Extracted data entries
○ ○ ○

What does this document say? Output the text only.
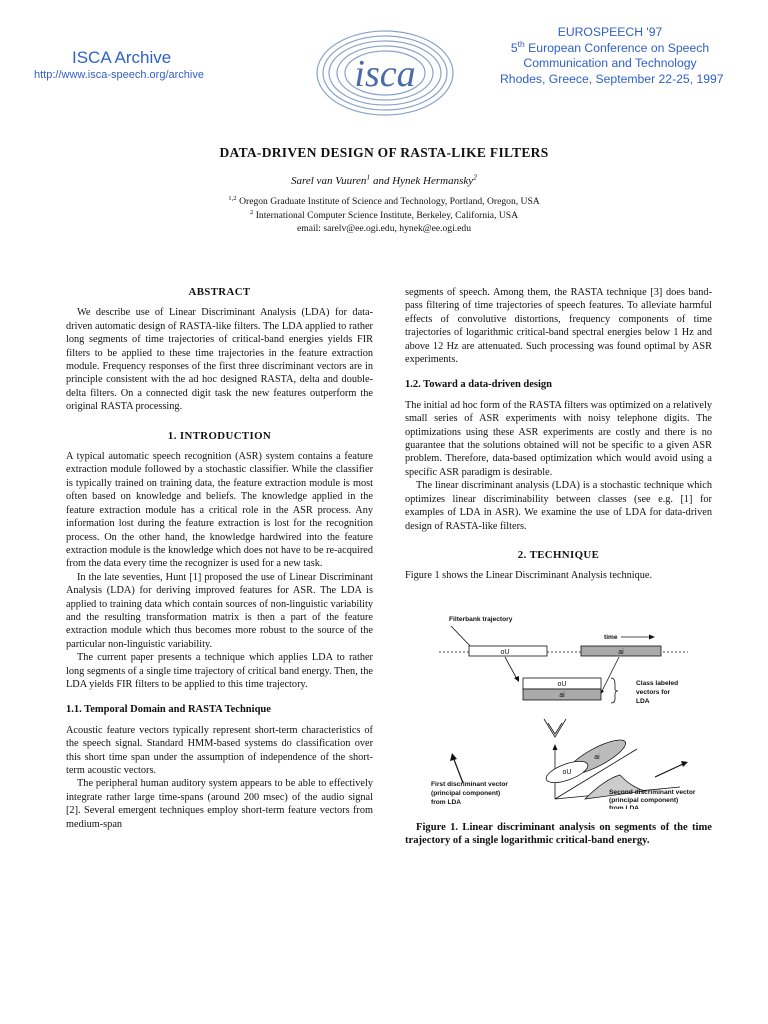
ISCA Archive
http://www.isca-speech.org/archive	isca
EUROSPEECH '97
5th European Conference on Speech
Communication and Technology
Rhodes, Greece, September 22-25, 1997
DATA-DRIVEN DESIGN OF RASTA-LIKE FILTERS
Sarel van Vuuren$^1$ and Hynek Hermansky$^2$
$^{1,2}$ Oregon Graduate Institute of Science and Technology, Portland, Oregon, USA
$^2$ International Computer Science Institute, Berkeley, California, USA
email: sarelv@ee.ogi.edu, hynek@ee.ogi.edu
ABSTRACT

We describe use of Linear Discriminant Analysis (LDA) for data-driven automatic design of RASTA-like filters. The LDA applied to rather long segments of time trajectories of critical-band energies yields FIR filters to be applied to these time trajectories in the feature extraction module. Frequency responses of the first three discriminant vectors are in principle consistent with the ad hoc designed RASTA, delta and double-delta filters. On a connected digit task the new features outperform the original RASTA processing.

1. INTRODUCTION

A typical automatic speech recognition (ASR) system contains a feature extraction module followed by a stochastic classifier. While the classifier is typically trained on training data, the feature extraction module is most often based on knowledge and beliefs. The knowledge applied in the feature extraction module has a critical role in the ASR process. Any information lost during the feature extraction is lost for the recognition process. On the other hand, the knowledge hardwired into the feature extraction module is the knowledge which does not have to be re-acquired from the data every time the recognizer is used for a new task.

In the late seventies, Hunt [1] proposed the use of Linear Discriminant Analysis (LDA) for deriving improved features for ASR. The LDA is applied to training data which contain sources of non-linguistic variability and the resulting transformation matrix is then a part of the feature extraction module which thus becomes more robust to the source of the particular non-linguistic variability.

The current paper presents a technique which applies LDA to rather long segments of a single time trajectory of critical band energy. Then, the LDA yields FIR filters to be applied to this time trajectory.

1.1. Temporal Domain and RASTA Technique

Acoustic feature vectors typically represent short-term characteristics of the speech signal. Standard HMM-based systems do classification over this short time span under the assumption of independence of the short-term acoustic vectors.

The peripheral human auditory system appears to be able to effectively integrate rather large time-spans (around 200 msec) of the audio signal [2]. Several emergent techniques employ short-term feature vectors from medium-span

segments of speech. Among them, the RASTA technique [3] does band-pass filtering of time trajectories of speech features. To alleviate harmful effects of convolutive distortions, frequency components of time trajectories of logarithmic critical-band spectral energies below 1 Hz and above 12 Hz are attenuated. Such processing was found optimal by ASR experiments.

1.2. Toward a data-driven design

The initial ad hoc form of the RASTA filters was optimized on a relatively small series of ASR experiments with noisy telephone digits. The optimizations using these ASR experiments are costly and there is no guarantee that the solutions obtained will not be specific to a given ASR problem. Therefore, data-based optimization which would avoid using a specific ASR paradigm is desirable.

The linear discriminant analysis (LDA) is a stochastic technique which optimizes linear discriminability between classes (see e.g. [1] for examples of LDA in ASR). We examine the use of LDA for data-driven design of RASTA-like filters.

2. TECHNIQUE

Figure 1 shows the Linear Discriminant Analysis technique.

Filterbank trajectory
time
oU	ai
oU
ai
Class labeled
vectors for
LDA
ai
oU
First discriminant vector
(principal component)
from LDA
Second discriminant vector
(principal component)
from LDA

Figure 1. Linear discriminant analysis on segments of the time trajectory of a single logarithmic critical-band energy.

○ ○ ○

Description of the task
Show all lines in the entries above where the string "rather" appears.

Response
We describe use of Linear Discriminant Analysis (LDA) for data-driven automatic design of RASTA-like filters. The LDA applied to rather long segments of time trajectories of critical-band energies yields FIR filters to be applied to these time trajectories in the feature extraction module. Frequency responses of the first three discriminant vectors are in principle consistent with the ad hoc designed RASTA, delta and double-delta filters. On a connected digit task the new features outperform the original RASTA processing.
The current paper presents a technique which applies LDA to rather long segments of a single time trajectory of critical band energy. Then, the LDA yields FIR filters to be applied to this time trajectory.
The peripheral human auditory system appears to be able to effectively integrate rather large time-spans (around 200 msec) of the audio signal [2]. Several emergent techniques employ short-term feature vectors from medium-span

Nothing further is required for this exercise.